We observe that the slice categories and coslice categories are special cases of comma categories. For example, using the notation in the definition of comma categories, take \mathcal{D}=\mathcal{C} with \mathcal{F} the identity functor, and take \mathcal{E} to be the category with a single object B and denote X:=\mathcal{G}(B) which is an object in \mathcal{C}. Then we obtain the slice category (\mathcal{C}\downarrow X). A similar consideration produces the coslice category.

The definition of universal property deals with a comma category of generality in between definition 1.5.6 and slice/coslice categories.

Definition 1.5.7: Suppose \mathcal{F}:\mathcal{C}\to\mathcal{D} is a functor, and let X be an object of \mathcal{D}.

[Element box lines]
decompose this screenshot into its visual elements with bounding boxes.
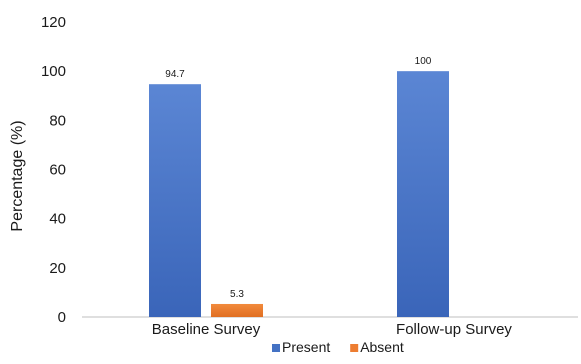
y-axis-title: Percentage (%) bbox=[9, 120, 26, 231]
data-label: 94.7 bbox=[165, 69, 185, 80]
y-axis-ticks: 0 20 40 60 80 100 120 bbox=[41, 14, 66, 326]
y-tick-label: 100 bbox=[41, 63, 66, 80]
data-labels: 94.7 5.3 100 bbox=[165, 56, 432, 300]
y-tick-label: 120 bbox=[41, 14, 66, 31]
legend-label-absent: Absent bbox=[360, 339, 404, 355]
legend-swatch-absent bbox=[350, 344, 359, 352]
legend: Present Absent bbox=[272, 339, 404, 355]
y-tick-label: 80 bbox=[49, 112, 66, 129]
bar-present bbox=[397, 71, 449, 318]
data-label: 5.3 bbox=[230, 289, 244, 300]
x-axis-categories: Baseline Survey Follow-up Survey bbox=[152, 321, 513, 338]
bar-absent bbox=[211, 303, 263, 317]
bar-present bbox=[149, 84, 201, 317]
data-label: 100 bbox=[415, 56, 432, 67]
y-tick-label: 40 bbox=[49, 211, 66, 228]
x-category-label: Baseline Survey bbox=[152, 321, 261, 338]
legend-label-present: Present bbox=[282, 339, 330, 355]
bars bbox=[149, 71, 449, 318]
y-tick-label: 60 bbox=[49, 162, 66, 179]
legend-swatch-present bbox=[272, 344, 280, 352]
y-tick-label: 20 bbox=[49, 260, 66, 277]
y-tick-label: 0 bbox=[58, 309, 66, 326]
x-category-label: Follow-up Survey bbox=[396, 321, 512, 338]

...

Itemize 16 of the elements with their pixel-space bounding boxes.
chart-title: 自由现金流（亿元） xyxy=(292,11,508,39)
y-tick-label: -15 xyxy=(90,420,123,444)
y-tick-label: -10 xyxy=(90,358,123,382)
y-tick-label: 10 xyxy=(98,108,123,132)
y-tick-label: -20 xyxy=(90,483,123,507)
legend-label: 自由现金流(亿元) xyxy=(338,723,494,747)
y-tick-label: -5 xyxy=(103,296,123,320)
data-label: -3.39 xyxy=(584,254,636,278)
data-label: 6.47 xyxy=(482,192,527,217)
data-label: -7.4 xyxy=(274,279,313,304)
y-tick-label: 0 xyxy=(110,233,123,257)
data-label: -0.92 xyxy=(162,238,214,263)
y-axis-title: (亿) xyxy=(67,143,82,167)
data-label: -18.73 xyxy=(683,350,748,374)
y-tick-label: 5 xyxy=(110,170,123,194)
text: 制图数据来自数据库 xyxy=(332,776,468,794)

---

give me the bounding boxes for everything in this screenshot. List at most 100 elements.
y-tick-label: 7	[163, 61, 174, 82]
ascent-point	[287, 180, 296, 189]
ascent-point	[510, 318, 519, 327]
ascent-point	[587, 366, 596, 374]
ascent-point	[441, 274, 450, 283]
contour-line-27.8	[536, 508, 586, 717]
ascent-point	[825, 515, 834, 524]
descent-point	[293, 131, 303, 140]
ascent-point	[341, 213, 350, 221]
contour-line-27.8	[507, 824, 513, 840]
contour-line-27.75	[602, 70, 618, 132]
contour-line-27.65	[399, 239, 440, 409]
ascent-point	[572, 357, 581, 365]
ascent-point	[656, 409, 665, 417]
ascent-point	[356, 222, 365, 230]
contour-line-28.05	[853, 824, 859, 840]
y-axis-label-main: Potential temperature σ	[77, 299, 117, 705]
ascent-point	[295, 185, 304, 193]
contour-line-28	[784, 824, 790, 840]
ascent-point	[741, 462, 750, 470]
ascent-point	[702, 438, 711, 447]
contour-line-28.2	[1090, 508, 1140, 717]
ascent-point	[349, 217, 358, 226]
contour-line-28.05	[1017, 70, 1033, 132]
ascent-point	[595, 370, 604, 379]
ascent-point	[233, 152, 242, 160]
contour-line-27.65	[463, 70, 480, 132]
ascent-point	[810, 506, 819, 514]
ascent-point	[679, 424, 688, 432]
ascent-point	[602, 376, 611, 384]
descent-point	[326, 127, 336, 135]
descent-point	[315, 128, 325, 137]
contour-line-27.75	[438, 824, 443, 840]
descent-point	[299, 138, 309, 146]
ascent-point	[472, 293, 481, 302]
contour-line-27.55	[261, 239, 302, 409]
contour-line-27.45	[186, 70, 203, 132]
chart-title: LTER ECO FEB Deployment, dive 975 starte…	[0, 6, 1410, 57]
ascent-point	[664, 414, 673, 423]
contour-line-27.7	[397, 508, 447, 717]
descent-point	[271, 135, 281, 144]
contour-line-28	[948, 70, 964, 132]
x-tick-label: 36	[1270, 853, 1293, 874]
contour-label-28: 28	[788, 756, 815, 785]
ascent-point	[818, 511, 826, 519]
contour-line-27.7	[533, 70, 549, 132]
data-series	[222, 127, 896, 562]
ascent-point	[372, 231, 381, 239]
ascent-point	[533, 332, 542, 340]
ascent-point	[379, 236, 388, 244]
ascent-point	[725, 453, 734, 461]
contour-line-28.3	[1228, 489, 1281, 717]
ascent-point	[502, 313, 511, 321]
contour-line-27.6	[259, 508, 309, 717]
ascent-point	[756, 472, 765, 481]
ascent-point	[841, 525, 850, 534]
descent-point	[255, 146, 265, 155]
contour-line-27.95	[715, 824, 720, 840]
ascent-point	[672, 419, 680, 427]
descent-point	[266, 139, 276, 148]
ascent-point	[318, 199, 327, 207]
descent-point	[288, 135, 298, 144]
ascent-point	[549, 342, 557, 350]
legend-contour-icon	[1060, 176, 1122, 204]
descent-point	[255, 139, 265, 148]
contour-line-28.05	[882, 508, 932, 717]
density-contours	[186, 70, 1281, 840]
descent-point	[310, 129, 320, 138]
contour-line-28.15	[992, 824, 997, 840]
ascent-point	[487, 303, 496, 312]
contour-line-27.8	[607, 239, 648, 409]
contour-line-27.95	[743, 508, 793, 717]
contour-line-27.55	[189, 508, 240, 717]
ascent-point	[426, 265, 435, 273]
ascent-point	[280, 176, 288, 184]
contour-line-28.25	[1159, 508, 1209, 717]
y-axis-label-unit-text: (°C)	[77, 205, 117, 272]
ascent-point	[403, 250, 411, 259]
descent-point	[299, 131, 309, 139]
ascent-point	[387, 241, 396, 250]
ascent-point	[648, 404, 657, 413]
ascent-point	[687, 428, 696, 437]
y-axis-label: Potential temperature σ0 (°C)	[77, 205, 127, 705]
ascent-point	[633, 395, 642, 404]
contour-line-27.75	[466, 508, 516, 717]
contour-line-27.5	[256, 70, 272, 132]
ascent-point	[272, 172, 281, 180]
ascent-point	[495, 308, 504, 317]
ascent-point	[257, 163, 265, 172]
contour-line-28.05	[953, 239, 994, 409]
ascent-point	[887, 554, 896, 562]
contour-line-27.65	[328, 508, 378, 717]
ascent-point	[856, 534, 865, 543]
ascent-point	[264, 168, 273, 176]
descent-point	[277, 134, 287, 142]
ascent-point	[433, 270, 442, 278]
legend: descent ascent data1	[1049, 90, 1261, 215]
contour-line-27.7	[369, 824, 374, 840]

— Task brief —
Translate this sentence from the text on comma categories into Spanish: "We observe that the slice categories and coslice categories are special cases of comma categories."

— Result for this task —
Observamos que las categorías slice y las categorías coslice son casos especiales de las categorías coma.